Written exercise: Copy each line below that includes "prix".

Entries supplied:
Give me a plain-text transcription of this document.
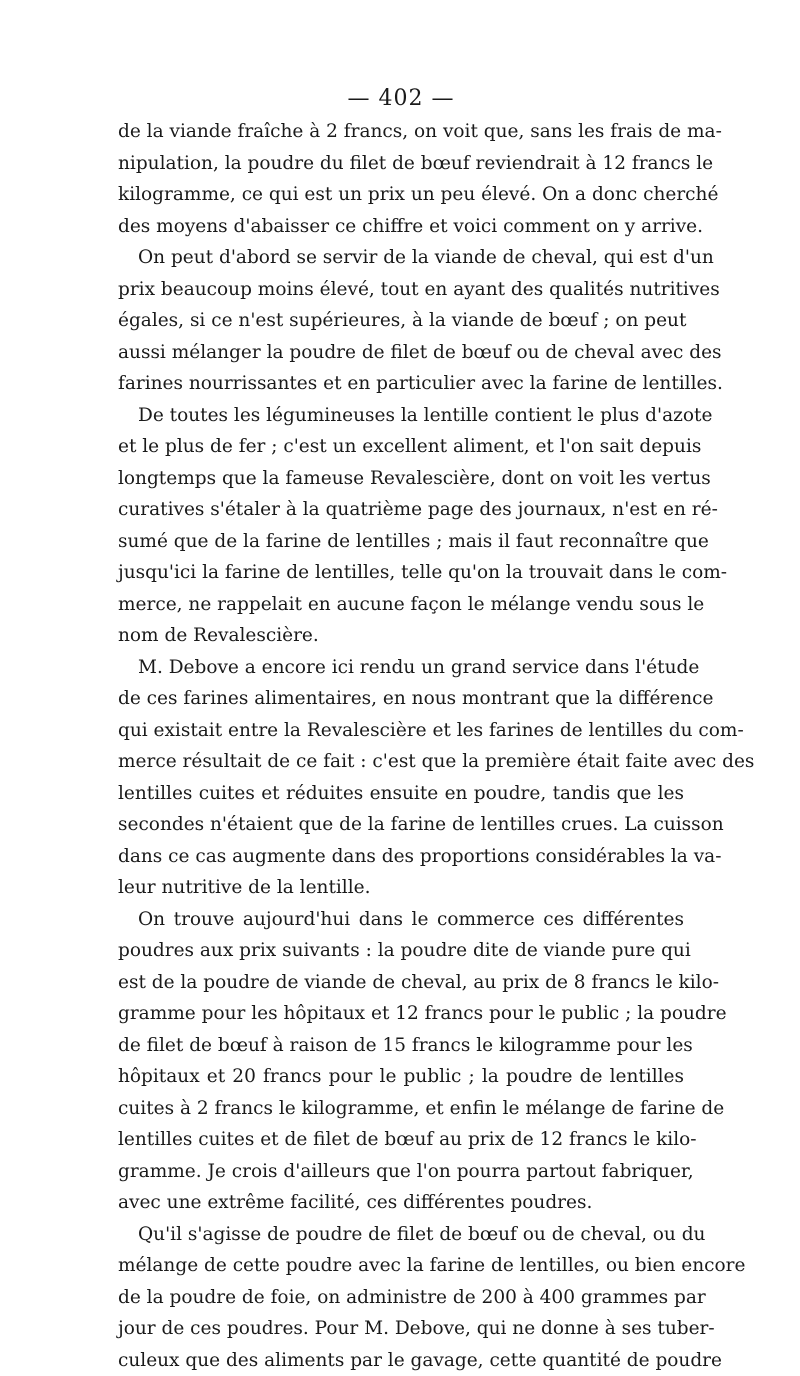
— 402 —
de la viande fraîche à 2 francs, on voit que, sans les frais de ma-
nipulation, la poudre du filet de bœuf reviendrait à 12 francs le
kilogramme, ce qui est un prix un peu élevé. On a donc cherché
des moyens d'abaisser ce chiffre et voici comment on y arrive.
On peut d'abord se servir de la viande de cheval, qui est d'un
prix beaucoup moins élevé, tout en ayant des qualités nutritives
égales, si ce n'est supérieures, à la viande de bœuf ; on peut
aussi mélanger la poudre de filet de bœuf ou de cheval avec des
farines nourrissantes et en particulier avec la farine de lentilles.
De toutes les légumineuses la lentille contient le plus d'azote
et le plus de fer ; c'est un excellent aliment, et l'on sait depuis
longtemps que la fameuse Revalescière, dont on voit les vertus
curatives s'étaler à la quatrième page des journaux, n'est en ré-
sumé que de la farine de lentilles ; mais il faut reconnaître que
jusqu'ici la farine de lentilles, telle qu'on la trouvait dans le com-
merce, ne rappelait en aucune façon le mélange vendu sous le
nom de Revalescière.
M. Debove a encore ici rendu un grand service dans l'étude
de ces farines alimentaires, en nous montrant que la différence
qui existait entre la Revalescière et les farines de lentilles du com-
merce résultait de ce fait : c'est que la première était faite avec des
lentilles cuites et réduites ensuite en poudre, tandis que les
secondes n'étaient que de la farine de lentilles crues. La cuisson
dans ce cas augmente dans des proportions considérables la va-
leur nutritive de la lentille.
On trouve aujourd'hui dans le commerce ces différentes
poudres aux prix suivants : la poudre dite de viande pure qui
est de la poudre de viande de cheval, au prix de 8 francs le kilo-
gramme pour les hôpitaux et 12 francs pour le public ; la poudre
de filet de bœuf à raison de 15 francs le kilogramme pour les
hôpitaux et 20 francs pour le public ; la poudre de lentilles
cuites à 2 francs le kilogramme, et enfin le mélange de farine de
lentilles cuites et de filet de bœuf au prix de 12 francs le kilo-
gramme. Je crois d'ailleurs que l'on pourra partout fabriquer,
avec une extrême facilité, ces différentes poudres.
Qu'il s'agisse de poudre de filet de bœuf ou de cheval, ou du
mélange de cette poudre avec la farine de lentilles, ou bien encore
de la poudre de foie, on administre de 200 à 400 grammes par
jour de ces poudres. Pour M. Debove, qui ne donne à ses tuber-
culeux que des aliments par le gavage, cette quantité de poudre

Exercise output:
kilogramme, ce qui est un prix un peu élevé. On a donc cherché
prix beaucoup moins élevé, tout en ayant des qualités nutritives
poudres aux prix suivants : la poudre dite de viande pure qui
est de la poudre de viande de cheval, au prix de 8 francs le kilo-
lentilles cuites et de filet de bœuf au prix de 12 francs le kilo-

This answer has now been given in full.